----- Dataset entries -----
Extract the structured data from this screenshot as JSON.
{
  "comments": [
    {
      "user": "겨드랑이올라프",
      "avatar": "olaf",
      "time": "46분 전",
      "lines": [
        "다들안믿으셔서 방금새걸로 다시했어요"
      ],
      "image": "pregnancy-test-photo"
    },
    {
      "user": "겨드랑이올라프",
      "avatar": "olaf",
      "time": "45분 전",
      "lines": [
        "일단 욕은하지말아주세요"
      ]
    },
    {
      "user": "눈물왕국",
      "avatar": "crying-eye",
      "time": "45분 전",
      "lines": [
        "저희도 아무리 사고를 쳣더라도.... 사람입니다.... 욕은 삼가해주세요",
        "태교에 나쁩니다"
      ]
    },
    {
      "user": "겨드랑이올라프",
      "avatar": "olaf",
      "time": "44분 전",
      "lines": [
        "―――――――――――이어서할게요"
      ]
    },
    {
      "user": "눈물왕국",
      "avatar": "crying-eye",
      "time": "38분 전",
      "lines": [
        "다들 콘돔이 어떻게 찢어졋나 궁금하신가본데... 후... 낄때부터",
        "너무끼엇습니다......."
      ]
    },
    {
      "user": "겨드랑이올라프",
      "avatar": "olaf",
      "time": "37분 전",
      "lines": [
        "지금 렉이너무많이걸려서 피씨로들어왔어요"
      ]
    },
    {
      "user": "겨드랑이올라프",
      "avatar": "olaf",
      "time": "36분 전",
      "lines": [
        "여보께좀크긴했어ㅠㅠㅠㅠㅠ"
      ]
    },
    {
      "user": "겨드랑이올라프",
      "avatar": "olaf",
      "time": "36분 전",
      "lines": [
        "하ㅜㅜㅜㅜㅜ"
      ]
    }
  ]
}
-----
**Prompt:** From the records above, extract every entry exactly as given.

**Written answer:**
Extract the structured data from this screenshot as JSON.
{
  "comments": [
    {
      "user": "겨드랑이올라프",
      "avatar": "olaf",
      "time": "46분 전",
      "lines": [
        "다들안믿으셔서 방금새걸로 다시했어요"
      ],
      "image": "pregnancy-test-photo"
    },
    {
      "user": "겨드랑이올라프",
      "avatar": "olaf",
      "time": "45분 전",
      "lines": [
        "일단 욕은하지말아주세요"
      ]
    },
    {
      "user": "눈물왕국",
      "avatar": "crying-eye",
      "time": "45분 전",
      "lines": [
        "저희도 아무리 사고를 쳣더라도.... 사람입니다.... 욕은 삼가해주세요",
        "태교에 나쁩니다"
      ]
    },
    {
      "user": "겨드랑이올라프",
      "avatar": "olaf",
      "time": "44분 전",
      "lines": [
        "―――――――――――이어서할게요"
      ]
    },
    {
      "user": "눈물왕국",
      "avatar": "crying-eye",
      "time": "38분 전",
      "lines": [
        "다들 콘돔이 어떻게 찢어졋나 궁금하신가본데... 후... 낄때부터",
        "너무끼엇습니다......."
      ]
    },
    {
      "user": "겨드랑이올라프",
      "avatar": "olaf",
      "time": "37분 전",
      "lines": [
        "지금 렉이너무많이걸려서 피씨로들어왔어요"
      ]
    },
    {
      "user": "겨드랑이올라프",
      "avatar": "olaf",
      "time": "36분 전",
      "lines": [
        "여보께좀크긴했어ㅠㅠㅠㅠㅠ"
      ]
    },
    {
      "user": "겨드랑이올라프",
      "avatar": "olaf",
      "time": "36분 전",
      "lines": [
        "하ㅜㅜㅜㅜㅜ"
      ]
    }
  ]
}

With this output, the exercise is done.